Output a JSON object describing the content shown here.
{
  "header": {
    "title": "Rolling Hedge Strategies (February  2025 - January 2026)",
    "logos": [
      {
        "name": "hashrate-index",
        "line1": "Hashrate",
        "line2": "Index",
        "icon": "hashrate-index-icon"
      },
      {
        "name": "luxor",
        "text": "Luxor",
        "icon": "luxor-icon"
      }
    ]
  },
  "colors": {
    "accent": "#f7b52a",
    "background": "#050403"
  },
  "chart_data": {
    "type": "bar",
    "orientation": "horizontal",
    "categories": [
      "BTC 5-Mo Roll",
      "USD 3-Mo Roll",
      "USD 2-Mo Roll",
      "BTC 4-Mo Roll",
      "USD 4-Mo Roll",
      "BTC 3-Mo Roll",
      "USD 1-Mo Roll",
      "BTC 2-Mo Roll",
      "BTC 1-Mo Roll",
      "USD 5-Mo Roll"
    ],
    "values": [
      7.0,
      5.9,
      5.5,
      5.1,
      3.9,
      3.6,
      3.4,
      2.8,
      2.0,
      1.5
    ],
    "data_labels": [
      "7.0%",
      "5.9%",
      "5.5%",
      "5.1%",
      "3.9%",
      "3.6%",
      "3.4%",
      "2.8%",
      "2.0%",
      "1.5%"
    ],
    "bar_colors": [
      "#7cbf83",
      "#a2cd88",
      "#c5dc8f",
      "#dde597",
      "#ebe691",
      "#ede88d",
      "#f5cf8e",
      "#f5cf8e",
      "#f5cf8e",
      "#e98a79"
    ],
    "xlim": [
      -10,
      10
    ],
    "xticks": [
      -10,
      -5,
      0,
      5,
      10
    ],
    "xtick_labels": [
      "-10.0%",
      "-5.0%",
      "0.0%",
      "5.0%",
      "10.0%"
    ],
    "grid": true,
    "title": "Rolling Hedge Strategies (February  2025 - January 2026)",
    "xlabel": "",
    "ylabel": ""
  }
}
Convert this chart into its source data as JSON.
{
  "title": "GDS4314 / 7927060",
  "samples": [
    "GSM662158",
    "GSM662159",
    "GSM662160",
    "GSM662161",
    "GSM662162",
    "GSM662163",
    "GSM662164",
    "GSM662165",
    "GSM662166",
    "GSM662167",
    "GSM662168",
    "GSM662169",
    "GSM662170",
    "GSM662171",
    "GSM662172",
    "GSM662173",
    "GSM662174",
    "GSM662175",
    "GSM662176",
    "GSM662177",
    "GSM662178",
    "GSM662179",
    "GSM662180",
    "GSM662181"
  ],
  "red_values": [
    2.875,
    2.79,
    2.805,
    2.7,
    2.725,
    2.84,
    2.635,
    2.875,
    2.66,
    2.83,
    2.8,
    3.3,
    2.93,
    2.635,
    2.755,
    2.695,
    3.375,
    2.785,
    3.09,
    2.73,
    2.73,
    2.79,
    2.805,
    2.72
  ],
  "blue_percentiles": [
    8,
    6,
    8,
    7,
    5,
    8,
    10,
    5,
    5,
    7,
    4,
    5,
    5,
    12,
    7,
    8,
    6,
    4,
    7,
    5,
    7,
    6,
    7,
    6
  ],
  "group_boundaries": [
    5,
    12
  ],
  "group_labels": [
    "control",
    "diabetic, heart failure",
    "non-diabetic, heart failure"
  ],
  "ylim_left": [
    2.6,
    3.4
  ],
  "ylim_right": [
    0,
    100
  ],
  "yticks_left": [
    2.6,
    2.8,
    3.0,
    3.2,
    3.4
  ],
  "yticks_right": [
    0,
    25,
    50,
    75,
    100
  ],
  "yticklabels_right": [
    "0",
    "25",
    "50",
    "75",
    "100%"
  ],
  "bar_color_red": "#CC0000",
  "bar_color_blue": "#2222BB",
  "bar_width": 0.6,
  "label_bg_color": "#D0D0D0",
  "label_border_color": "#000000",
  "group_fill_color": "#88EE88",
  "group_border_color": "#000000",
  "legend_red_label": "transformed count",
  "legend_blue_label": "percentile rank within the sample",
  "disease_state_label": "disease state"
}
********
Required work » Write out the entries above word for word.

Reply to the task »
Output a JSON object describing the content shown here.
{
  "header": {
    "title": "Rolling Hedge Strategies (February  2025 - January 2026)",
    "logos": [
      {
        "name": "hashrate-index",
        "line1": "Hashrate",
        "line2": "Index",
        "icon": "hashrate-index-icon"
      },
      {
        "name": "luxor",
        "text": "Luxor",
        "icon": "luxor-icon"
      }
    ]
  },
  "colors": {
    "accent": "#f7b52a",
    "background": "#050403"
  },
  "chart_data": {
    "type": "bar",
    "orientation": "horizontal",
    "categories": [
      "BTC 5-Mo Roll",
      "USD 3-Mo Roll",
      "USD 2-Mo Roll",
      "BTC 4-Mo Roll",
      "USD 4-Mo Roll",
      "BTC 3-Mo Roll",
      "USD 1-Mo Roll",
      "BTC 2-Mo Roll",
      "BTC 1-Mo Roll",
      "USD 5-Mo Roll"
    ],
    "values": [
      7.0,
      5.9,
      5.5,
      5.1,
      3.9,
      3.6,
      3.4,
      2.8,
      2.0,
      1.5
    ],
    "data_labels": [
      "7.0%",
      "5.9%",
      "5.5%",
      "5.1%",
      "3.9%",
      "3.6%",
      "3.4%",
      "2.8%",
      "2.0%",
      "1.5%"
    ],
    "bar_colors": [
      "#7cbf83",
      "#a2cd88",
      "#c5dc8f",
      "#dde597",
      "#ebe691",
      "#ede88d",
      "#f5cf8e",
      "#f5cf8e",
      "#f5cf8e",
      "#e98a79"
    ],
    "xlim": [
      -10,
      10
    ],
    "xticks": [
      -10,
      -5,
      0,
      5,
      10
    ],
    "xtick_labels": [
      "-10.0%",
      "-5.0%",
      "0.0%",
      "5.0%",
      "10.0%"
    ],
    "grid": true,
    "title": "Rolling Hedge Strategies (February  2025 - January 2026)",
    "xlabel": "",
    "ylabel": ""
  }
}
Convert this chart into its source data as JSON.
{
  "title": "GDS4314 / 7927060",
  "samples": [
    "GSM662158",
    "GSM662159",
    "GSM662160",
    "GSM662161",
    "GSM662162",
    "GSM662163",
    "GSM662164",
    "GSM662165",
    "GSM662166",
    "GSM662167",
    "GSM662168",
    "GSM662169",
    "GSM662170",
    "GSM662171",
    "GSM662172",
    "GSM662173",
    "GSM662174",
    "GSM662175",
    "GSM662176",
    "GSM662177",
    "GSM662178",
    "GSM662179",
    "GSM662180",
    "GSM662181"
  ],
  "red_values": [
    2.875,
    2.79,
    2.805,
    2.7,
    2.725,
    2.84,
    2.635,
    2.875,
    2.66,
    2.83,
    2.8,
    3.3,
    2.93,
    2.635,
    2.755,
    2.695,
    3.375,
    2.785,
    3.09,
    2.73,
    2.73,
    2.79,
    2.805,
    2.72
  ],
  "blue_percentiles": [
    8,
    6,
    8,
    7,
    5,
    8,
    10,
    5,
    5,
    7,
    4,
    5,
    5,
    12,
    7,
    8,
    6,
    4,
    7,
    5,
    7,
    6,
    7,
    6
  ],
  "group_boundaries": [
    5,
    12
  ],
  "group_labels": [
    "control",
    "diabetic, heart failure",
    "non-diabetic, heart failure"
  ],
  "ylim_left": [
    2.6,
    3.4
  ],
  "ylim_right": [
    0,
    100
  ],
  "yticks_left": [
    2.6,
    2.8,
    3.0,
    3.2,
    3.4
  ],
  "yticks_right": [
    0,
    25,
    50,
    75,
    100
  ],
  "yticklabels_right": [
    "0",
    "25",
    "50",
    "75",
    "100%"
  ],
  "bar_color_red": "#CC0000",
  "bar_color_blue": "#2222BB",
  "bar_width": 0.6,
  "label_bg_color": "#D0D0D0",
  "label_border_color": "#000000",
  "group_fill_color": "#88EE88",
  "group_border_color": "#000000",
  "legend_red_label": "transformed count",
  "legend_blue_label": "percentile rank within the sample",
  "disease_state_label": "disease state"
}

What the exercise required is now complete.